_Task:_ From the notes on the F distribution and ANOVA, copy word for word the stretch from "Step 4: The" through "REJECT null hypothesis)".

_Supplied text:_
F distribution, equal variances test, ANOVA, mean squared error formula, two factor experiment, interaction effect + blocking variables

Topic 7

The F distribution

A continuous distribution

Cannot be negative

Asymmetric - POSITIVELY skewed

Is family of distributions with two degrees of freedom parameters, one in the numerator, one in the denominator

Asymptotic - the curve approaches the x-axis but doesn’t reach it

Equal variances test - two assumptions

Populations are normally distributed

The level of measurements is interval or ratio in order to calculate the variances

Also typically run two-tailed tests, as one tailed-tests not very useful

Equal variances test - steps

Step 1: set the hypotheses:

H_0:\sigma_1^2=\sigma_2^2

H_1:\sigma_1^2\ne\sigma_2^2

Step 2: Select the significance level

Step 3: Select the appropriate test statistic (F statistic) using:

F=\frac{\sigma_1^2}{\sigma_2^2} - where the larger sample variance goes in the numerator - meaning only large values of the F statistic reject the null

Step 4: Formulate the decision rule - we reject the null hypothesis if the test statistic is in the critical region (F > F_crit)

Step 5: Make your decision - find F and the critical value from the tables, and make conclusion within context

ANOVA - analysis of variance

Enables us to test the equality of several means simultaneously

Previously z/t tests only allowed us to compare two means simultaneously

Assume the sampled populations must follow a normal distribution, have equal standard deviations, and the samples are randomly selected and independent

ANOVA - steps

Step 1: The null hypothesis is that the population means are all the same, and the alternate hypothesis is that at least one of the means is different

H₀: =\mu_1=\mu_2=\mu_3=\mu_4

H₁: the means are not all equal

Step 2: Choose significance level which is usually \alpha = 0.01

Step 3: Use the F distribution (table) to find F_{critical value}

Step 4: The decision rule is to reject the null hypothesis if the F statistic is in the critical region of the F distribution (if the computed F value is LARGER than F_{critical value} we can then REJECT null hypothesis)

_Supplied data:_
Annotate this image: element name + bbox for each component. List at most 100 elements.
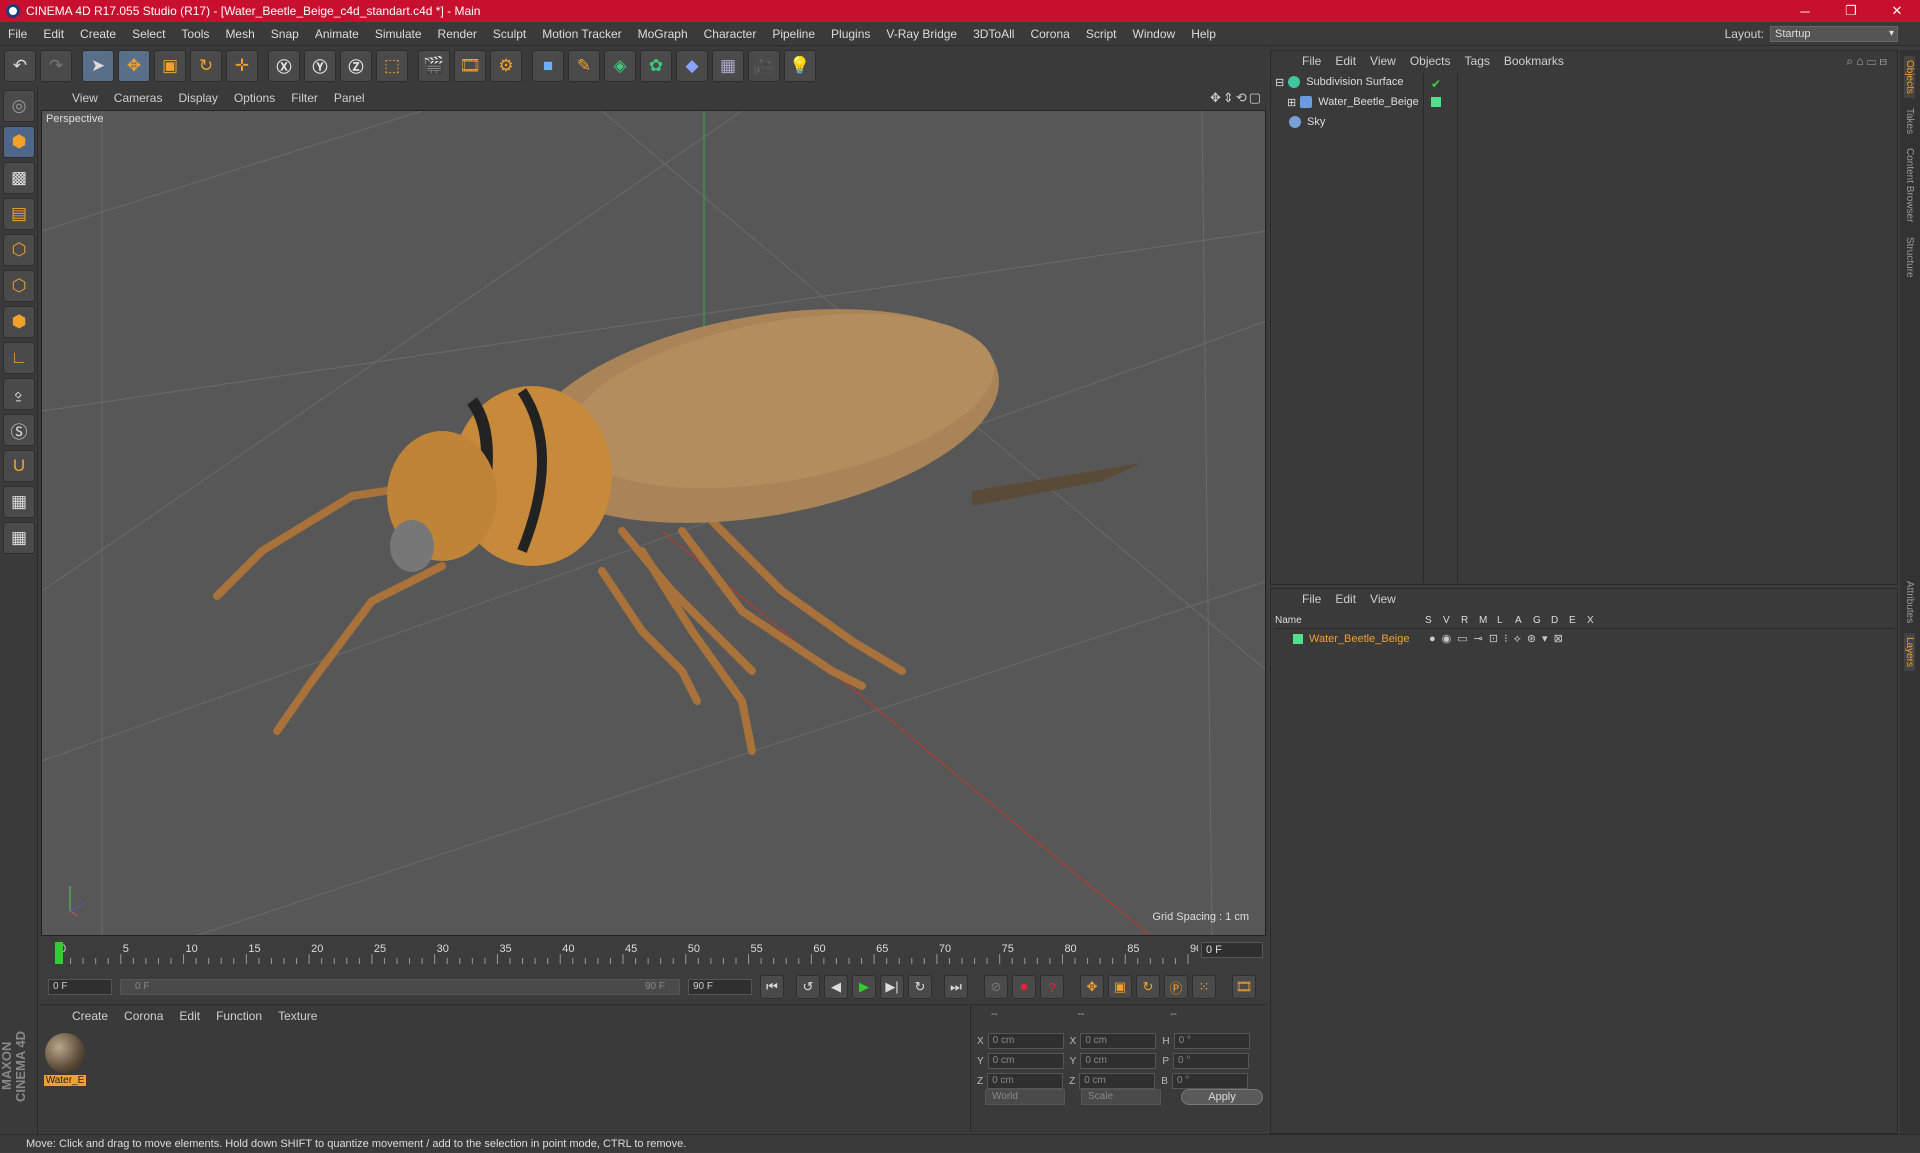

_Full solution:_
Step 4: The decision rule is to reject the null hypothesis if the F statistic is in the critical region of the F distribution (if the computed F value is LARGER than F_{critical value} we can then REJECT null hypothesis)